SUPPLIED INFORMATION:
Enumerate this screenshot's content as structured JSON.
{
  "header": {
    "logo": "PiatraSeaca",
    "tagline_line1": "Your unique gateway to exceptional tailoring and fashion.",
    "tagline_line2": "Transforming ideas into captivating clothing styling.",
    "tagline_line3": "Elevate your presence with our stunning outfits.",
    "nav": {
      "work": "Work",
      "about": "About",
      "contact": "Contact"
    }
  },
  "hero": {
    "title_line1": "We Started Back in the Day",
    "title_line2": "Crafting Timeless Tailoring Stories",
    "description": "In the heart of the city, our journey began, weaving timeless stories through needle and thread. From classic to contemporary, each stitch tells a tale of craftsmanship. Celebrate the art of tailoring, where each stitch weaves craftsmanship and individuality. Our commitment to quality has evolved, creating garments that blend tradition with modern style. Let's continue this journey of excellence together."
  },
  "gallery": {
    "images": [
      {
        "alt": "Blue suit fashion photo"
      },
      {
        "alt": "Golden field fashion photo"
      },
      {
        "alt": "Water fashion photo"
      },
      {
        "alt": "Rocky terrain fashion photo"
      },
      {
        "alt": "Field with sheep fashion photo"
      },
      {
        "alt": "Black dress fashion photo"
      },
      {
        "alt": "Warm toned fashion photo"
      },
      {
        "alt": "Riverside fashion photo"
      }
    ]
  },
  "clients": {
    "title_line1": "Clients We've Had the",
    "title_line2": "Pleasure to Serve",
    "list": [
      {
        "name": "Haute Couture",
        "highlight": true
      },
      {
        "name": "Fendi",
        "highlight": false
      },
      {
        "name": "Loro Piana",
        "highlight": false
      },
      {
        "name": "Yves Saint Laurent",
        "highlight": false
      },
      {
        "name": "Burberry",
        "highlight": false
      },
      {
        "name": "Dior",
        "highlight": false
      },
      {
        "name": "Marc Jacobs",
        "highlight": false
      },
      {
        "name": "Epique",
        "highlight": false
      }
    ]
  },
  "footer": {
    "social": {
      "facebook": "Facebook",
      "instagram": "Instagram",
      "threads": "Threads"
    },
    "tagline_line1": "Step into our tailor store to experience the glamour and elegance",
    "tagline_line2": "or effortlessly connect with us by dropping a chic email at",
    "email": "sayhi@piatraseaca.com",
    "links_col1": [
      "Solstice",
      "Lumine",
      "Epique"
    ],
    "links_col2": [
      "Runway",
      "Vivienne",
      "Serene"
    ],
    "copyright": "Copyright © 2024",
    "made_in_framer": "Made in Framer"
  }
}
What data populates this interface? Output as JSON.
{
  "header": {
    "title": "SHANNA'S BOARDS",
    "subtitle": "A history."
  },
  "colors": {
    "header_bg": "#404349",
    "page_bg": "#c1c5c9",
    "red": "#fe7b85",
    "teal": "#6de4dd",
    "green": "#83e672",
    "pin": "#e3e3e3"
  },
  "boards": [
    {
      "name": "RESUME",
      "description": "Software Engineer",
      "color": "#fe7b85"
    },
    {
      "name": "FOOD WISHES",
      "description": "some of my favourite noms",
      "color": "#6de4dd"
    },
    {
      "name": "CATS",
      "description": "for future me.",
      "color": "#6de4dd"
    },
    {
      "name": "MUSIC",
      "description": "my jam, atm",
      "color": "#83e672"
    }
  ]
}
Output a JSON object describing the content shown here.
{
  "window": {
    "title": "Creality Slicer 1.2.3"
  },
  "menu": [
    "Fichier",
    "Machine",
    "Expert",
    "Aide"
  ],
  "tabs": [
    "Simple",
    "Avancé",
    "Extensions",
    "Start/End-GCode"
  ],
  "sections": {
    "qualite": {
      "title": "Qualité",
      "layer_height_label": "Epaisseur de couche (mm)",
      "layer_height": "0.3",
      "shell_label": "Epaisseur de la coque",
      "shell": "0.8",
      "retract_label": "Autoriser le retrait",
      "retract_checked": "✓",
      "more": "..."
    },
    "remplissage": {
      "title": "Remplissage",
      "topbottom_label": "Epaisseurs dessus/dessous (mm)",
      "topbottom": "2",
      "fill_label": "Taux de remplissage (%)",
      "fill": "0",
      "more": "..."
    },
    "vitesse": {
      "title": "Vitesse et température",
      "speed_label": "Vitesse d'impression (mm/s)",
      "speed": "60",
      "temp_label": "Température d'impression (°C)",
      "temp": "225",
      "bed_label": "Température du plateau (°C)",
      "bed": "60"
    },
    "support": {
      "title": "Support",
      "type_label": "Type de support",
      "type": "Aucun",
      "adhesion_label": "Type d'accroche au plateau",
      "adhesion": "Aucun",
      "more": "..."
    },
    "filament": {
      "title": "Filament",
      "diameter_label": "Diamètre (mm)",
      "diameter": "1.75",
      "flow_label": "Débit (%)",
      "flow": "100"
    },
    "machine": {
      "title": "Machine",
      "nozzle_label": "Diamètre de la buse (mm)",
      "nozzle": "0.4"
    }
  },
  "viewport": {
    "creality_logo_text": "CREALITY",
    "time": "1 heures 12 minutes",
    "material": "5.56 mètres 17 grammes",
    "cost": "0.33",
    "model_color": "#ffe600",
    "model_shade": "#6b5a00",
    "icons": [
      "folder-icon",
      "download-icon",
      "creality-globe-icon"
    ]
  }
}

DIRECTIONS FOR THIS TASK: Above are the records; retype every one exactly.

RESULT FOR THIS EXERCISE:
Enumerate this screenshot's content as structured JSON.
{
  "header": {
    "logo": "PiatraSeaca",
    "tagline_line1": "Your unique gateway to exceptional tailoring and fashion.",
    "tagline_line2": "Transforming ideas into captivating clothing styling.",
    "tagline_line3": "Elevate your presence with our stunning outfits.",
    "nav": {
      "work": "Work",
      "about": "About",
      "contact": "Contact"
    }
  },
  "hero": {
    "title_line1": "We Started Back in the Day",
    "title_line2": "Crafting Timeless Tailoring Stories",
    "description": "In the heart of the city, our journey began, weaving timeless stories through needle and thread. From classic to contemporary, each stitch tells a tale of craftsmanship. Celebrate the art of tailoring, where each stitch weaves craftsmanship and individuality. Our commitment to quality has evolved, creating garments that blend tradition with modern style. Let's continue this journey of excellence together."
  },
  "gallery": {
    "images": [
      {
        "alt": "Blue suit fashion photo"
      },
      {
        "alt": "Golden field fashion photo"
      },
      {
        "alt": "Water fashion photo"
      },
      {
        "alt": "Rocky terrain fashion photo"
      },
      {
        "alt": "Field with sheep fashion photo"
      },
      {
        "alt": "Black dress fashion photo"
      },
      {
        "alt": "Warm toned fashion photo"
      },
      {
        "alt": "Riverside fashion photo"
      }
    ]
  },
  "clients": {
    "title_line1": "Clients We've Had the",
    "title_line2": "Pleasure to Serve",
    "list": [
      {
        "name": "Haute Couture",
        "highlight": true
      },
      {
        "name": "Fendi",
        "highlight": false
      },
      {
        "name": "Loro Piana",
        "highlight": false
      },
      {
        "name": "Yves Saint Laurent",
        "highlight": false
      },
      {
        "name": "Burberry",
        "highlight": false
      },
      {
        "name": "Dior",
        "highlight": false
      },
      {
        "name": "Marc Jacobs",
        "highlight": false
      },
      {
        "name": "Epique",
        "highlight": false
      }
    ]
  },
  "footer": {
    "social": {
      "facebook": "Facebook",
      "instagram": "Instagram",
      "threads": "Threads"
    },
    "tagline_line1": "Step into our tailor store to experience the glamour and elegance",
    "tagline_line2": "or effortlessly connect with us by dropping a chic email at",
    "email": "sayhi@piatraseaca.com",
    "links_col1": [
      "Solstice",
      "Lumine",
      "Epique"
    ],
    "links_col2": [
      "Runway",
      "Vivienne",
      "Serene"
    ],
    "copyright": "Copyright © 2024",
    "made_in_framer": "Made in Framer"
  }
}
What data populates this interface? Output as JSON.
{
  "header": {
    "title": "SHANNA'S BOARDS",
    "subtitle": "A history."
  },
  "colors": {
    "header_bg": "#404349",
    "page_bg": "#c1c5c9",
    "red": "#fe7b85",
    "teal": "#6de4dd",
    "green": "#83e672",
    "pin": "#e3e3e3"
  },
  "boards": [
    {
      "name": "RESUME",
      "description": "Software Engineer",
      "color": "#fe7b85"
    },
    {
      "name": "FOOD WISHES",
      "description": "some of my favourite noms",
      "color": "#6de4dd"
    },
    {
      "name": "CATS",
      "description": "for future me.",
      "color": "#6de4dd"
    },
    {
      "name": "MUSIC",
      "description": "my jam, atm",
      "color": "#83e672"
    }
  ]
}
Output a JSON object describing the content shown here.
{
  "window": {
    "title": "Creality Slicer 1.2.3"
  },
  "menu": [
    "Fichier",
    "Machine",
    "Expert",
    "Aide"
  ],
  "tabs": [
    "Simple",
    "Avancé",
    "Extensions",
    "Start/End-GCode"
  ],
  "sections": {
    "qualite": {
      "title": "Qualité",
      "layer_height_label": "Epaisseur de couche (mm)",
      "layer_height": "0.3",
      "shell_label": "Epaisseur de la coque",
      "shell": "0.8",
      "retract_label": "Autoriser le retrait",
      "retract_checked": "✓",
      "more": "..."
    },
    "remplissage": {
      "title": "Remplissage",
      "topbottom_label": "Epaisseurs dessus/dessous (mm)",
      "topbottom": "2",
      "fill_label": "Taux de remplissage (%)",
      "fill": "0",
      "more": "..."
    },
    "vitesse": {
      "title": "Vitesse et température",
      "speed_label": "Vitesse d'impression (mm/s)",
      "speed": "60",
      "temp_label": "Température d'impression (°C)",
      "temp": "225",
      "bed_label": "Température du plateau (°C)",
      "bed": "60"
    },
    "support": {
      "title": "Support",
      "type_label": "Type de support",
      "type": "Aucun",
      "adhesion_label": "Type d'accroche au plateau",
      "adhesion": "Aucun",
      "more": "..."
    },
    "filament": {
      "title": "Filament",
      "diameter_label": "Diamètre (mm)",
      "diameter": "1.75",
      "flow_label": "Débit (%)",
      "flow": "100"
    },
    "machine": {
      "title": "Machine",
      "nozzle_label": "Diamètre de la buse (mm)",
      "nozzle": "0.4"
    }
  },
  "viewport": {
    "creality_logo_text": "CREALITY",
    "time": "1 heures 12 minutes",
    "material": "5.56 mètres 17 grammes",
    "cost": "0.33",
    "model_color": "#ffe600",
    "model_shade": "#6b5a00",
    "icons": [
      "folder-icon",
      "download-icon",
      "creality-globe-icon"
    ]
  }
}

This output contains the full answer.